*WHAT TO PRODUCE*
Write the listing out again, all of it, word for word.

*Collected data*
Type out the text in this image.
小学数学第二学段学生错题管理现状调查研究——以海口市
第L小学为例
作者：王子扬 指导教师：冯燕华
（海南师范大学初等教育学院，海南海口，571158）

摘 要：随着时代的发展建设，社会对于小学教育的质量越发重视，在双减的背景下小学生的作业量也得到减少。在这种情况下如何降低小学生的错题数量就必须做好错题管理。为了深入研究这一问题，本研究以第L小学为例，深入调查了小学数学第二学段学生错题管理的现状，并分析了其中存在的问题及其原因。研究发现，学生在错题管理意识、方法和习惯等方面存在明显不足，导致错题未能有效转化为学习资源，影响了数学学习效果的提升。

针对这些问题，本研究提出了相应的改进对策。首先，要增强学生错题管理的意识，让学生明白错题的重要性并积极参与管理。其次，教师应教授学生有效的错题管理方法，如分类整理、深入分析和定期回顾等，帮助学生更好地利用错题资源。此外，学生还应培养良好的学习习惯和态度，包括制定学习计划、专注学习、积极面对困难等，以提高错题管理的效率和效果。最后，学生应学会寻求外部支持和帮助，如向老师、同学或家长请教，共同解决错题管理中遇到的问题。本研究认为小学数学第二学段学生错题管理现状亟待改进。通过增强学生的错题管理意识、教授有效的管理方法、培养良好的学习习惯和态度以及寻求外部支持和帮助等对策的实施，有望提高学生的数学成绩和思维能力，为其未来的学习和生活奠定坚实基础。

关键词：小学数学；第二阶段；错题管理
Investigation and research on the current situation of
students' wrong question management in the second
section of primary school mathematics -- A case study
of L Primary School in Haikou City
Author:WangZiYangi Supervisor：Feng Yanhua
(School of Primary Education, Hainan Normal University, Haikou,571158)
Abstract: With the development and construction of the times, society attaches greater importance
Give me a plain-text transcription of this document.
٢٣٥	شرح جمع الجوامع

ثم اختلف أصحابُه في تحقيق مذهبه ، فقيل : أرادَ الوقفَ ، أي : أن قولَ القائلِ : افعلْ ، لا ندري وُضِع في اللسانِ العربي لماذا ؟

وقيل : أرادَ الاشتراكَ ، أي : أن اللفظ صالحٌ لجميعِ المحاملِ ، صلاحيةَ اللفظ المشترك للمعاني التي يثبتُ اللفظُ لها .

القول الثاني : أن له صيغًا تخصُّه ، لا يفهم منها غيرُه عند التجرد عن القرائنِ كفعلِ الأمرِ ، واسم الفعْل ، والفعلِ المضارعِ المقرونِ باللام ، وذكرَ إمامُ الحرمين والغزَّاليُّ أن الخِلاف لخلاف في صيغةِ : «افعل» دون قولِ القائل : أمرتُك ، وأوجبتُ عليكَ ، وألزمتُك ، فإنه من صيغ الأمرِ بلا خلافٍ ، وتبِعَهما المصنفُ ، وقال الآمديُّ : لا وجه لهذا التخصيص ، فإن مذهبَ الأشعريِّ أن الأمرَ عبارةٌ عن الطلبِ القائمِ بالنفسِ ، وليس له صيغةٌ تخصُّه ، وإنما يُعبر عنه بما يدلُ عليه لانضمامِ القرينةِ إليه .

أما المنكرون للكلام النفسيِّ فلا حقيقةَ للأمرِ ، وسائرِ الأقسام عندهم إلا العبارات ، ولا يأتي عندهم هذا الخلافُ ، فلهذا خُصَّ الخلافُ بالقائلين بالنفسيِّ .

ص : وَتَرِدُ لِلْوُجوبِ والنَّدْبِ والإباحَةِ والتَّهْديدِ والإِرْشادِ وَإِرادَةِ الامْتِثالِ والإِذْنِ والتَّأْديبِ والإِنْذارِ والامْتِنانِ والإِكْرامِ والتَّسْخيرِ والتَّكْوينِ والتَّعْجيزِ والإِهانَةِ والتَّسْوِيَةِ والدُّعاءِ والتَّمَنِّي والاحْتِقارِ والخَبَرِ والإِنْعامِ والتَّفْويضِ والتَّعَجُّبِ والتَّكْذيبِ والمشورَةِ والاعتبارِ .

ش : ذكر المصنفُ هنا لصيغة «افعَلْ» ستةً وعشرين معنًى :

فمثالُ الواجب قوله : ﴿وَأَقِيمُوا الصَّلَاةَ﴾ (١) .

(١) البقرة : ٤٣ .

*SOLVED EXERCISE*
Type out the text in this image.
小学数学第二学段学生错题管理现状调查研究——以海口市
第L小学为例
作者：王子扬 指导教师：冯燕华
（海南师范大学初等教育学院，海南海口，571158）

摘 要：随着时代的发展建设，社会对于小学教育的质量越发重视，在双减的背景下小学生的作业量也得到减少。在这种情况下如何降低小学生的错题数量就必须做好错题管理。为了深入研究这一问题，本研究以第L小学为例，深入调查了小学数学第二学段学生错题管理的现状，并分析了其中存在的问题及其原因。研究发现，学生在错题管理意识、方法和习惯等方面存在明显不足，导致错题未能有效转化为学习资源，影响了数学学习效果的提升。

针对这些问题，本研究提出了相应的改进对策。首先，要增强学生错题管理的意识，让学生明白错题的重要性并积极参与管理。其次，教师应教授学生有效的错题管理方法，如分类整理、深入分析和定期回顾等，帮助学生更好地利用错题资源。此外，学生还应培养良好的学习习惯和态度，包括制定学习计划、专注学习、积极面对困难等，以提高错题管理的效率和效果。最后，学生应学会寻求外部支持和帮助，如向老师、同学或家长请教，共同解决错题管理中遇到的问题。本研究认为小学数学第二学段学生错题管理现状亟待改进。通过增强学生的错题管理意识、教授有效的管理方法、培养良好的学习习惯和态度以及寻求外部支持和帮助等对策的实施，有望提高学生的数学成绩和思维能力，为其未来的学习和生活奠定坚实基础。

关键词：小学数学；第二阶段；错题管理
Investigation and research on the current situation of
students' wrong question management in the second
section of primary school mathematics -- A case study
of L Primary School in Haikou City
Author:WangZiYangi Supervisor：Feng Yanhua
(School of Primary Education, Hainan Normal University, Haikou,571158)
Abstract: With the development and construction of the times, society attaches greater importance
Give me a plain-text transcription of this document.
٢٣٥	شرح جمع الجوامع

ثم اختلف أصحابُه في تحقيق مذهبه ، فقيل : أرادَ الوقفَ ، أي : أن قولَ القائلِ : افعلْ ، لا ندري وُضِع في اللسانِ العربي لماذا ؟

وقيل : أرادَ الاشتراكَ ، أي : أن اللفظ صالحٌ لجميعِ المحاملِ ، صلاحيةَ اللفظ المشترك للمعاني التي يثبتُ اللفظُ لها .

القول الثاني : أن له صيغًا تخصُّه ، لا يفهم منها غيرُه عند التجرد عن القرائنِ كفعلِ الأمرِ ، واسم الفعْل ، والفعلِ المضارعِ المقرونِ باللام ، وذكرَ إمامُ الحرمين والغزَّاليُّ أن الخِلاف لخلاف في صيغةِ : «افعل» دون قولِ القائل : أمرتُك ، وأوجبتُ عليكَ ، وألزمتُك ، فإنه من صيغ الأمرِ بلا خلافٍ ، وتبِعَهما المصنفُ ، وقال الآمديُّ : لا وجه لهذا التخصيص ، فإن مذهبَ الأشعريِّ أن الأمرَ عبارةٌ عن الطلبِ القائمِ بالنفسِ ، وليس له صيغةٌ تخصُّه ، وإنما يُعبر عنه بما يدلُ عليه لانضمامِ القرينةِ إليه .

أما المنكرون للكلام النفسيِّ فلا حقيقةَ للأمرِ ، وسائرِ الأقسام عندهم إلا العبارات ، ولا يأتي عندهم هذا الخلافُ ، فلهذا خُصَّ الخلافُ بالقائلين بالنفسيِّ .

ص : وَتَرِدُ لِلْوُجوبِ والنَّدْبِ والإباحَةِ والتَّهْديدِ والإِرْشادِ وَإِرادَةِ الامْتِثالِ والإِذْنِ والتَّأْديبِ والإِنْذارِ والامْتِنانِ والإِكْرامِ والتَّسْخيرِ والتَّكْوينِ والتَّعْجيزِ والإِهانَةِ والتَّسْوِيَةِ والدُّعاءِ والتَّمَنِّي والاحْتِقارِ والخَبَرِ والإِنْعامِ والتَّفْويضِ والتَّعَجُّبِ والتَّكْذيبِ والمشورَةِ والاعتبارِ .

ش : ذكر المصنفُ هنا لصيغة «افعَلْ» ستةً وعشرين معنًى :

فمثالُ الواجب قوله : ﴿وَأَقِيمُوا الصَّلَاةَ﴾ (١) .

(١) البقرة : ٤٣ .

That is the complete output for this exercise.